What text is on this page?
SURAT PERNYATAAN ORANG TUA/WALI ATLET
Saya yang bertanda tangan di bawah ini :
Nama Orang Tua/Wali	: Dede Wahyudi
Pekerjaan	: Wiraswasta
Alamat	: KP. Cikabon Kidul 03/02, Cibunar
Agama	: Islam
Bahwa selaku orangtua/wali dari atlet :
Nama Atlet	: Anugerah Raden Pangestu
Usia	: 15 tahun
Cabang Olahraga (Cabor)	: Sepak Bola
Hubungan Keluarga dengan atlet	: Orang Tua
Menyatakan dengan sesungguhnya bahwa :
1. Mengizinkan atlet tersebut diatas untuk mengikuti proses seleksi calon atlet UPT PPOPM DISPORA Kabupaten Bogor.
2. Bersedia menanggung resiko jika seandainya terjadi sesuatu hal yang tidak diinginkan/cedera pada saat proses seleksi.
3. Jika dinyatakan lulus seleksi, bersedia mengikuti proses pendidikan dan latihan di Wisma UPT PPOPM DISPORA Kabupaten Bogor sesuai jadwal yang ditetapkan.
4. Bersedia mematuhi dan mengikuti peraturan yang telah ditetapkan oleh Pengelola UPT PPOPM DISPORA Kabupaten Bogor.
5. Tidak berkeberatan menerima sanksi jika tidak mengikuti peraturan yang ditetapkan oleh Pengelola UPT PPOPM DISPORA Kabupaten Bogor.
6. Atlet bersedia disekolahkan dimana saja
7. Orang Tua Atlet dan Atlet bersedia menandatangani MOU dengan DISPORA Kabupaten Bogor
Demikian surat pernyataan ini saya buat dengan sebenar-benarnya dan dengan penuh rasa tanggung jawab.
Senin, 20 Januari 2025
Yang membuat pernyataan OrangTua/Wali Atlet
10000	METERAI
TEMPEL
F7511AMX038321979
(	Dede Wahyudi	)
* * * * * * *
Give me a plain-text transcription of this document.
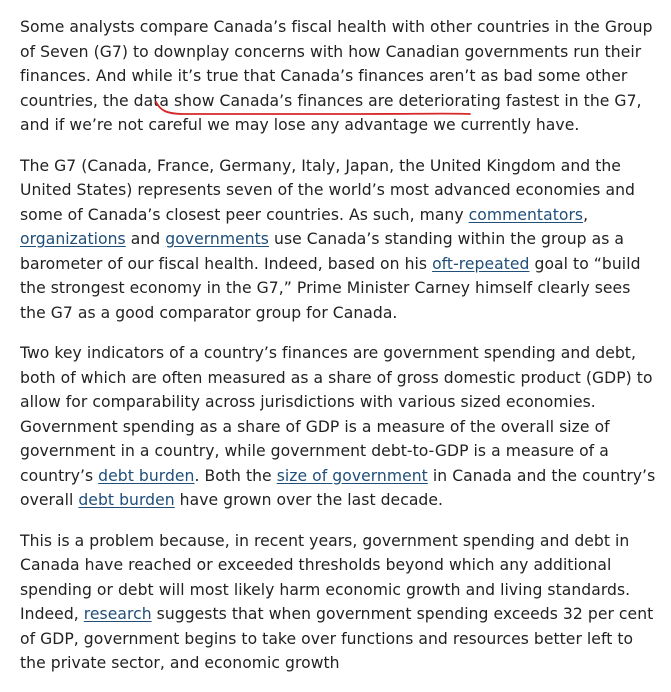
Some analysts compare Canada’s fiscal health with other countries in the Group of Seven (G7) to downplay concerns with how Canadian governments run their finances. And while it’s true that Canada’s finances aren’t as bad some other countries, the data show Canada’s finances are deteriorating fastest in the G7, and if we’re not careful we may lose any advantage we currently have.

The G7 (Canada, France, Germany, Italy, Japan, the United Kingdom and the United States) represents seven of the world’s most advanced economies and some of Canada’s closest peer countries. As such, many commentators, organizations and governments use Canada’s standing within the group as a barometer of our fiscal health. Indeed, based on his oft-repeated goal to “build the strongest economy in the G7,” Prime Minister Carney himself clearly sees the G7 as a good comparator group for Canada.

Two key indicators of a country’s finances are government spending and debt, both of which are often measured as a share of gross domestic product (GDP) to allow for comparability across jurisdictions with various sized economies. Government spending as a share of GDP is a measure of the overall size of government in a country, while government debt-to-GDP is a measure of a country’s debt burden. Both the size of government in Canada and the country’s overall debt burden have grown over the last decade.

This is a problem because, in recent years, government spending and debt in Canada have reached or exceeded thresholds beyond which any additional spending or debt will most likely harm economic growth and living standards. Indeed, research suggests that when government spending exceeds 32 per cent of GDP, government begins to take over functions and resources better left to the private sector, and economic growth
* * * * * * *
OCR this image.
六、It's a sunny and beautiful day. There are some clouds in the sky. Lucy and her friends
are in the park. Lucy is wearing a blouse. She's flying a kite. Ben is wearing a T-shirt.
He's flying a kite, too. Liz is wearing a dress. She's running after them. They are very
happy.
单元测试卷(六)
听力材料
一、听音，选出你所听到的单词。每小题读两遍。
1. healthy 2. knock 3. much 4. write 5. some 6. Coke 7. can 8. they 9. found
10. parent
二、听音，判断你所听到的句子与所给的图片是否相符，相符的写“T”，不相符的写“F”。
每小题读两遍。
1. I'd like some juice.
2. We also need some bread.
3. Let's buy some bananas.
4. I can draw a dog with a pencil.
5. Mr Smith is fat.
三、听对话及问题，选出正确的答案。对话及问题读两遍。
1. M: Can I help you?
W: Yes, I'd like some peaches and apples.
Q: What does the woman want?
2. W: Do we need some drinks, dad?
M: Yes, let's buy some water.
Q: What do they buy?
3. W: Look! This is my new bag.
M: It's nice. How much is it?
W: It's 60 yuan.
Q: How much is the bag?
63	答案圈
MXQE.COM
* * * * * * *
* [TASK] Find all lines holding the string "kite" and copy them.

* [EXERCISE ANSWER]
are in the park. Lucy is wearing a blouse. She's flying a kite. Ben is wearing a T-shirt.
He's flying a kite, too. Liz is wearing a dress. She's running after them. They are very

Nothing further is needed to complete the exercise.